(Records from a collection of figures)
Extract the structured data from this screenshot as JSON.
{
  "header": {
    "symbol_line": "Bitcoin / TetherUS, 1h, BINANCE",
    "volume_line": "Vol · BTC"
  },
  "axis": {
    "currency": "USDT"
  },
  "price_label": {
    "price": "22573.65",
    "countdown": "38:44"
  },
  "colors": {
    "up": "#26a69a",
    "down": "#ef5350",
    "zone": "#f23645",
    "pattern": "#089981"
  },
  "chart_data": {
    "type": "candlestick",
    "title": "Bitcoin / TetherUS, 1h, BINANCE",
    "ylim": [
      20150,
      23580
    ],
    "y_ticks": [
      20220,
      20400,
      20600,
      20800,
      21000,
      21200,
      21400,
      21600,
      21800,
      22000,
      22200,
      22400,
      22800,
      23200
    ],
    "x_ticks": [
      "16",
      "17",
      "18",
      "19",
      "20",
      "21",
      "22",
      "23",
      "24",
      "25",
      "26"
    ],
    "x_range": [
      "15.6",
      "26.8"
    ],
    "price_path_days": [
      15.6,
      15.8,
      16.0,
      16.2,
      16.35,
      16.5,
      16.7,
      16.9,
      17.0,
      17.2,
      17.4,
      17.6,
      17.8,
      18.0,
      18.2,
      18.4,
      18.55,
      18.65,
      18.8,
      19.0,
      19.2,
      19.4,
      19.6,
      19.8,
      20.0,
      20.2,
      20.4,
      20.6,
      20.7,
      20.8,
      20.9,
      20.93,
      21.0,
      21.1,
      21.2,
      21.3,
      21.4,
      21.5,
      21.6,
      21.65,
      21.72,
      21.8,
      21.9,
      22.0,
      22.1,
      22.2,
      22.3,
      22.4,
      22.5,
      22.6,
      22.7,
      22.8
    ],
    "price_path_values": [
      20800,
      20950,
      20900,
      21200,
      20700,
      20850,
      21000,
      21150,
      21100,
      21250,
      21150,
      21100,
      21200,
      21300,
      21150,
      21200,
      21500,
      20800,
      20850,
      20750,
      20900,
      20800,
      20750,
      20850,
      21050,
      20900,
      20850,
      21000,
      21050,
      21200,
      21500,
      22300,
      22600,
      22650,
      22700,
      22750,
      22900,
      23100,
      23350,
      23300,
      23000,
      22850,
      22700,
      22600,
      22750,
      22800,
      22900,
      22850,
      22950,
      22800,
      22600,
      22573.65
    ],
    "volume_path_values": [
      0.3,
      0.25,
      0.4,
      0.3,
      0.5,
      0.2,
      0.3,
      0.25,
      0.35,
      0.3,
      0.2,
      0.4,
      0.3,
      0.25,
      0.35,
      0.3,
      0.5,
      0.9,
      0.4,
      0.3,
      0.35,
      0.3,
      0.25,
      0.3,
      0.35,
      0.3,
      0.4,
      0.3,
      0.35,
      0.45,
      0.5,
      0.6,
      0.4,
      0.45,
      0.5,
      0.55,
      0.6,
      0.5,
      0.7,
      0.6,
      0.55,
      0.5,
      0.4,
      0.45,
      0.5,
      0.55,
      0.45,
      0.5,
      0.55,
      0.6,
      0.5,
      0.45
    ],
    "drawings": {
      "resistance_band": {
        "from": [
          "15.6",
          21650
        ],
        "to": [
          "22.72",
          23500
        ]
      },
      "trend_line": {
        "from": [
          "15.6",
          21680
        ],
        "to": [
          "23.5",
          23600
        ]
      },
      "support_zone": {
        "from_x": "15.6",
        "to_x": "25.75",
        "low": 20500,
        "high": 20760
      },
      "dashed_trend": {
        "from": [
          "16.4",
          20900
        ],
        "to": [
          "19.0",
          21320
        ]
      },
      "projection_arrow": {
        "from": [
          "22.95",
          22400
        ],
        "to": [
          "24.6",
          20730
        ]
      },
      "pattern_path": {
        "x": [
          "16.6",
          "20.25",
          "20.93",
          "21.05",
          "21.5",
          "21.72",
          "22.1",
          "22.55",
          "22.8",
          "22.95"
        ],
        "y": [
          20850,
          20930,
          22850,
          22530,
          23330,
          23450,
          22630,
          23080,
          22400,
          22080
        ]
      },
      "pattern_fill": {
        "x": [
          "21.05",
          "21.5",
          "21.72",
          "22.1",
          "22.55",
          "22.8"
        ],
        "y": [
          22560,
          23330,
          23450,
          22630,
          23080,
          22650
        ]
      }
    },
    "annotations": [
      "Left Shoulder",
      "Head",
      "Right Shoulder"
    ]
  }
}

Your task - Take the lines above and print them exactly.

Response below -
Extract the structured data from this screenshot as JSON.
{
  "header": {
    "symbol_line": "Bitcoin / TetherUS, 1h, BINANCE",
    "volume_line": "Vol · BTC"
  },
  "axis": {
    "currency": "USDT"
  },
  "price_label": {
    "price": "22573.65",
    "countdown": "38:44"
  },
  "colors": {
    "up": "#26a69a",
    "down": "#ef5350",
    "zone": "#f23645",
    "pattern": "#089981"
  },
  "chart_data": {
    "type": "candlestick",
    "title": "Bitcoin / TetherUS, 1h, BINANCE",
    "ylim": [
      20150,
      23580
    ],
    "y_ticks": [
      20220,
      20400,
      20600,
      20800,
      21000,
      21200,
      21400,
      21600,
      21800,
      22000,
      22200,
      22400,
      22800,
      23200
    ],
    "x_ticks": [
      "16",
      "17",
      "18",
      "19",
      "20",
      "21",
      "22",
      "23",
      "24",
      "25",
      "26"
    ],
    "x_range": [
      "15.6",
      "26.8"
    ],
    "price_path_days": [
      15.6,
      15.8,
      16.0,
      16.2,
      16.35,
      16.5,
      16.7,
      16.9,
      17.0,
      17.2,
      17.4,
      17.6,
      17.8,
      18.0,
      18.2,
      18.4,
      18.55,
      18.65,
      18.8,
      19.0,
      19.2,
      19.4,
      19.6,
      19.8,
      20.0,
      20.2,
      20.4,
      20.6,
      20.7,
      20.8,
      20.9,
      20.93,
      21.0,
      21.1,
      21.2,
      21.3,
      21.4,
      21.5,
      21.6,
      21.65,
      21.72,
      21.8,
      21.9,
      22.0,
      22.1,
      22.2,
      22.3,
      22.4,
      22.5,
      22.6,
      22.7,
      22.8
    ],
    "price_path_values": [
      20800,
      20950,
      20900,
      21200,
      20700,
      20850,
      21000,
      21150,
      21100,
      21250,
      21150,
      21100,
      21200,
      21300,
      21150,
      21200,
      21500,
      20800,
      20850,
      20750,
      20900,
      20800,
      20750,
      20850,
      21050,
      20900,
      20850,
      21000,
      21050,
      21200,
      21500,
      22300,
      22600,
      22650,
      22700,
      22750,
      22900,
      23100,
      23350,
      23300,
      23000,
      22850,
      22700,
      22600,
      22750,
      22800,
      22900,
      22850,
      22950,
      22800,
      22600,
      22573.65
    ],
    "volume_path_values": [
      0.3,
      0.25,
      0.4,
      0.3,
      0.5,
      0.2,
      0.3,
      0.25,
      0.35,
      0.3,
      0.2,
      0.4,
      0.3,
      0.25,
      0.35,
      0.3,
      0.5,
      0.9,
      0.4,
      0.3,
      0.35,
      0.3,
      0.25,
      0.3,
      0.35,
      0.3,
      0.4,
      0.3,
      0.35,
      0.45,
      0.5,
      0.6,
      0.4,
      0.45,
      0.5,
      0.55,
      0.6,
      0.5,
      0.7,
      0.6,
      0.55,
      0.5,
      0.4,
      0.45,
      0.5,
      0.55,
      0.45,
      0.5,
      0.55,
      0.6,
      0.5,
      0.45
    ],
    "drawings": {
      "resistance_band": {
        "from": [
          "15.6",
          21650
        ],
        "to": [
          "22.72",
          23500
        ]
      },
      "trend_line": {
        "from": [
          "15.6",
          21680
        ],
        "to": [
          "23.5",
          23600
        ]
      },
      "support_zone": {
        "from_x": "15.6",
        "to_x": "25.75",
        "low": 20500,
        "high": 20760
      },
      "dashed_trend": {
        "from": [
          "16.4",
          20900
        ],
        "to": [
          "19.0",
          21320
        ]
      },
      "projection_arrow": {
        "from": [
          "22.95",
          22400
        ],
        "to": [
          "24.6",
          20730
        ]
      },
      "pattern_path": {
        "x": [
          "16.6",
          "20.25",
          "20.93",
          "21.05",
          "21.5",
          "21.72",
          "22.1",
          "22.55",
          "22.8",
          "22.95"
        ],
        "y": [
          20850,
          20930,
          22850,
          22530,
          23330,
          23450,
          22630,
          23080,
          22400,
          22080
        ]
      },
      "pattern_fill": {
        "x": [
          "21.05",
          "21.5",
          "21.72",
          "22.1",
          "22.55",
          "22.8"
        ],
        "y": [
          22560,
          23330,
          23450,
          22630,
          23080,
          22650
        ]
      }
    },
    "annotations": [
      "Left Shoulder",
      "Head",
      "Right Shoulder"
    ]
  }
}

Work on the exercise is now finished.